• **WORK REQUIRED**: Return every line of the listing below unchanged, but leave out the pictures.

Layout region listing
┏━━
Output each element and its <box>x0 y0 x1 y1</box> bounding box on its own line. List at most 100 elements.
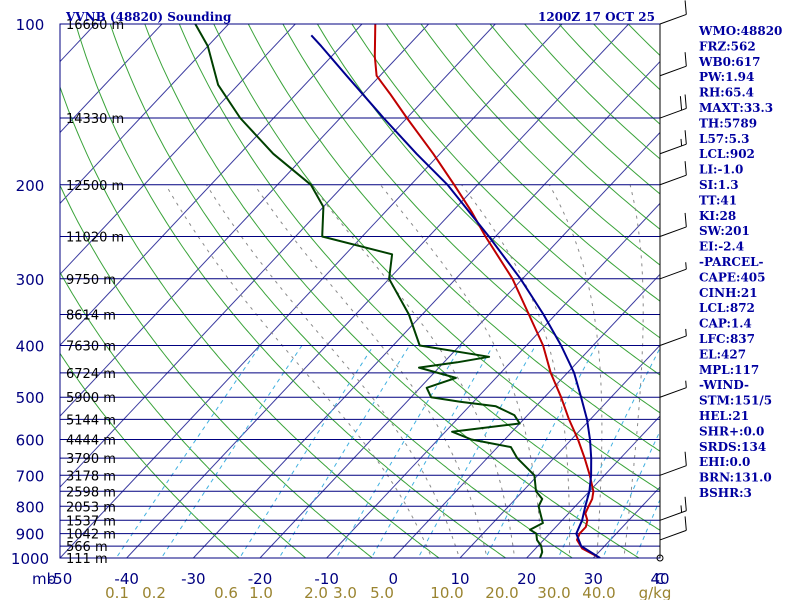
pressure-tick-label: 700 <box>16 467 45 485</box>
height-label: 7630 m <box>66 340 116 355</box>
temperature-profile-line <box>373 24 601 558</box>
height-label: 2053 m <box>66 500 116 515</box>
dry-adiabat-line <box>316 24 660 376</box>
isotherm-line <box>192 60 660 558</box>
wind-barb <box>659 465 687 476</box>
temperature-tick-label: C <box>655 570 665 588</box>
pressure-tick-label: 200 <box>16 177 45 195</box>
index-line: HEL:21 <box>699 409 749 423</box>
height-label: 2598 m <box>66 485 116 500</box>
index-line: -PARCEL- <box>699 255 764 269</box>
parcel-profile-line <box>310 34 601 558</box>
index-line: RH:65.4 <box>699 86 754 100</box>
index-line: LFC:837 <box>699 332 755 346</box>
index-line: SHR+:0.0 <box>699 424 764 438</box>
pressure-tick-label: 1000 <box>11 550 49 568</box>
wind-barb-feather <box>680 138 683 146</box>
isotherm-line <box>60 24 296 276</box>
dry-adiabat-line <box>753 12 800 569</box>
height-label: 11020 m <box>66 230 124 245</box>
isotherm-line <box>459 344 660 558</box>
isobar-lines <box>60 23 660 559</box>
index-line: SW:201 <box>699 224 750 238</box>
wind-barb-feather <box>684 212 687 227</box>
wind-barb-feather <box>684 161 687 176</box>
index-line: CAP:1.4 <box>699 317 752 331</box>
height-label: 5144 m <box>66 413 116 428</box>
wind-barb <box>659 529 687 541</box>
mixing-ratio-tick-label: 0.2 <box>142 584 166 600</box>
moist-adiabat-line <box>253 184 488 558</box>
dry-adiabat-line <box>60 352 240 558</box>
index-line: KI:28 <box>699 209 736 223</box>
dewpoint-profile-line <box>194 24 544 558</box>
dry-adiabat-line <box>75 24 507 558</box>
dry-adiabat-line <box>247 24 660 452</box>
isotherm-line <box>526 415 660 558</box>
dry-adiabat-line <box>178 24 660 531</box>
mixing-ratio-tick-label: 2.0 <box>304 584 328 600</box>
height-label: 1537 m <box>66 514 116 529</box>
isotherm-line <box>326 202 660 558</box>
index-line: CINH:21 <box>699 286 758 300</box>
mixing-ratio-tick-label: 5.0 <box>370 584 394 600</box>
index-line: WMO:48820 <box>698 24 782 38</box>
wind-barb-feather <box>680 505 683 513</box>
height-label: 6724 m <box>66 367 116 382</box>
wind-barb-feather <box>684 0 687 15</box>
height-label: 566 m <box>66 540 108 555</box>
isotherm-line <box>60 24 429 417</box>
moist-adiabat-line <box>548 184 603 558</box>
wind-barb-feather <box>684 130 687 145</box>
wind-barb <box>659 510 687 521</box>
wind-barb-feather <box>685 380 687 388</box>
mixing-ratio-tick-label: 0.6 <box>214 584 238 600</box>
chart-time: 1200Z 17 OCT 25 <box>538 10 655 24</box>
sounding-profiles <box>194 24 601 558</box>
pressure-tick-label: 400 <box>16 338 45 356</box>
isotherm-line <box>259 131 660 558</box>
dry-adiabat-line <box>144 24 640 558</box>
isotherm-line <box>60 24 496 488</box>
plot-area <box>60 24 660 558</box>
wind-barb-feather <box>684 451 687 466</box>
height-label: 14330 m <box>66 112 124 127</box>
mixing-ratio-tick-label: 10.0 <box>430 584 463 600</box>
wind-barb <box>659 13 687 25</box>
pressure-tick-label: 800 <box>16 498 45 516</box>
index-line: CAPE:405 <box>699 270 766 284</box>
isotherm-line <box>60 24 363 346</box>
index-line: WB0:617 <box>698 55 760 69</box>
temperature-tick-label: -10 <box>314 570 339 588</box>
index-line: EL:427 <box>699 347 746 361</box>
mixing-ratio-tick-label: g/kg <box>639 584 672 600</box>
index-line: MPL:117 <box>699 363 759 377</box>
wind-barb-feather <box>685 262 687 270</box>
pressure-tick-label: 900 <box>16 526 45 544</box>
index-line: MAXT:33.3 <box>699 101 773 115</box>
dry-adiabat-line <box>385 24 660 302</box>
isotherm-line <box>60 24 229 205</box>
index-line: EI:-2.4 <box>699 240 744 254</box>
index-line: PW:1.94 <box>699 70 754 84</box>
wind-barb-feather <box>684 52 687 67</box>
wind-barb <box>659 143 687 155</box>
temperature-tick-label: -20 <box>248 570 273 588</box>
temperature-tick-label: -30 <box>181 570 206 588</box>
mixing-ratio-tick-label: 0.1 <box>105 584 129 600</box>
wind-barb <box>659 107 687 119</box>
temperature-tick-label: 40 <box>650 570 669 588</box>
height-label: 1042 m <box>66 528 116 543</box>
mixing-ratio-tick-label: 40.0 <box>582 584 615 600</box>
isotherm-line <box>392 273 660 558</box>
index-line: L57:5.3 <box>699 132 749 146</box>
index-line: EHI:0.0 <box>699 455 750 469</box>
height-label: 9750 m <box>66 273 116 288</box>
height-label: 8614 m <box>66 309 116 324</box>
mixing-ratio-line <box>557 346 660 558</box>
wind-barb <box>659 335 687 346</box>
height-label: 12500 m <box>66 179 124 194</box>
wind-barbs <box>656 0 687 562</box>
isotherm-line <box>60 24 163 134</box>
┗━━
• **OUTPUT**:
Output each element and its <box>x0 y0 x1 y1</box> bounding box on its own line. List at most 100 elements.
pressure-tick-label: 700 <box>16 467 45 485</box>
height-label: 7630 m <box>66 340 116 355</box>
temperature-profile-line <box>373 24 601 558</box>
height-label: 2053 m <box>66 500 116 515</box>
dry-adiabat-line <box>316 24 660 376</box>
isotherm-line <box>192 60 660 558</box>
wind-barb <box>659 465 687 476</box>
temperature-tick-label: C <box>655 570 665 588</box>
pressure-tick-label: 200 <box>16 177 45 195</box>
index-line: HEL:21 <box>699 409 749 423</box>
height-label: 2598 m <box>66 485 116 500</box>
index-line: -PARCEL- <box>699 255 764 269</box>
parcel-profile-line <box>310 34 601 558</box>
index-line: RH:65.4 <box>699 86 754 100</box>
index-line: LFC:837 <box>699 332 755 346</box>
index-line: SHR+:0.0 <box>699 424 764 438</box>
pressure-tick-label: 1000 <box>11 550 49 568</box>
wind-barb-feather <box>680 138 683 146</box>
isotherm-line <box>60 24 296 276</box>
dry-adiabat-line <box>753 12 800 569</box>
height-label: 11020 m <box>66 230 124 245</box>
isotherm-line <box>459 344 660 558</box>
isobar-lines <box>60 23 660 559</box>
index-line: SW:201 <box>699 224 750 238</box>
wind-barb-feather <box>684 212 687 227</box>
wind-barb-feather <box>684 161 687 176</box>
index-line: CAP:1.4 <box>699 317 752 331</box>
height-label: 5144 m <box>66 413 116 428</box>
wind-barb <box>659 529 687 541</box>
mixing-ratio-tick-label: 0.2 <box>142 584 166 600</box>
moist-adiabat-line <box>253 184 488 558</box>
dry-adiabat-line <box>60 352 240 558</box>
index-line: KI:28 <box>699 209 736 223</box>
dewpoint-profile-line <box>194 24 544 558</box>
dry-adiabat-line <box>75 24 507 558</box>
dry-adiabat-line <box>247 24 660 452</box>
isotherm-line <box>526 415 660 558</box>
dry-adiabat-line <box>178 24 660 531</box>
mixing-ratio-tick-label: 2.0 <box>304 584 328 600</box>
height-label: 1537 m <box>66 514 116 529</box>
isotherm-line <box>326 202 660 558</box>
index-line: CINH:21 <box>699 286 758 300</box>
mixing-ratio-tick-label: 5.0 <box>370 584 394 600</box>
index-line: WMO:48820 <box>698 24 782 38</box>
wind-barb-feather <box>680 505 683 513</box>
height-label: 6724 m <box>66 367 116 382</box>
wind-barb-feather <box>684 0 687 15</box>
height-label: 566 m <box>66 540 108 555</box>
isotherm-line <box>60 24 429 417</box>
moist-adiabat-line <box>548 184 603 558</box>
wind-barb-feather <box>684 130 687 145</box>
wind-barb <box>659 510 687 521</box>
wind-barb-feather <box>685 380 687 388</box>
mixing-ratio-tick-label: 0.6 <box>214 584 238 600</box>
chart-time: 1200Z 17 OCT 25 <box>538 10 655 24</box>
sounding-profiles <box>194 24 601 558</box>
pressure-tick-label: 400 <box>16 338 45 356</box>
isotherm-line <box>259 131 660 558</box>
dry-adiabat-line <box>144 24 640 558</box>
isotherm-line <box>60 24 496 488</box>
plot-area <box>60 24 660 558</box>
wind-barb-feather <box>684 451 687 466</box>
height-label: 14330 m <box>66 112 124 127</box>
mixing-ratio-tick-label: 10.0 <box>430 584 463 600</box>
wind-barb <box>659 13 687 25</box>
pressure-tick-label: 800 <box>16 498 45 516</box>
index-line: CAPE:405 <box>699 270 766 284</box>
isotherm-line <box>60 24 363 346</box>
index-line: WB0:617 <box>698 55 760 69</box>
temperature-tick-label: -10 <box>314 570 339 588</box>
index-line: EL:427 <box>699 347 746 361</box>
mixing-ratio-tick-label: g/kg <box>639 584 672 600</box>
index-line: MPL:117 <box>699 363 759 377</box>
wind-barb-feather <box>685 262 687 270</box>
pressure-tick-label: 900 <box>16 526 45 544</box>
index-line: MAXT:33.3 <box>699 101 773 115</box>
dry-adiabat-line <box>385 24 660 302</box>
isotherm-line <box>60 24 229 205</box>
index-line: EI:-2.4 <box>699 240 744 254</box>
index-line: PW:1.94 <box>699 70 754 84</box>
wind-barb-feather <box>684 52 687 67</box>
wind-barb <box>659 143 687 155</box>
temperature-tick-label: -20 <box>248 570 273 588</box>
temperature-tick-label: -30 <box>181 570 206 588</box>
mixing-ratio-tick-label: 0.1 <box>105 584 129 600</box>
wind-barb <box>659 107 687 119</box>
temperature-tick-label: 40 <box>650 570 669 588</box>
height-label: 1042 m <box>66 528 116 543</box>
mixing-ratio-tick-label: 40.0 <box>582 584 615 600</box>
isotherm-line <box>392 273 660 558</box>
index-line: L57:5.3 <box>699 132 749 146</box>
index-line: EHI:0.0 <box>699 455 750 469</box>
height-label: 9750 m <box>66 273 116 288</box>
height-label: 8614 m <box>66 309 116 324</box>
mixing-ratio-line <box>557 346 660 558</box>
wind-barb <box>659 335 687 346</box>
height-label: 12500 m <box>66 179 124 194</box>
wind-barbs <box>656 0 687 562</box>
isotherm-line <box>60 24 163 134</box>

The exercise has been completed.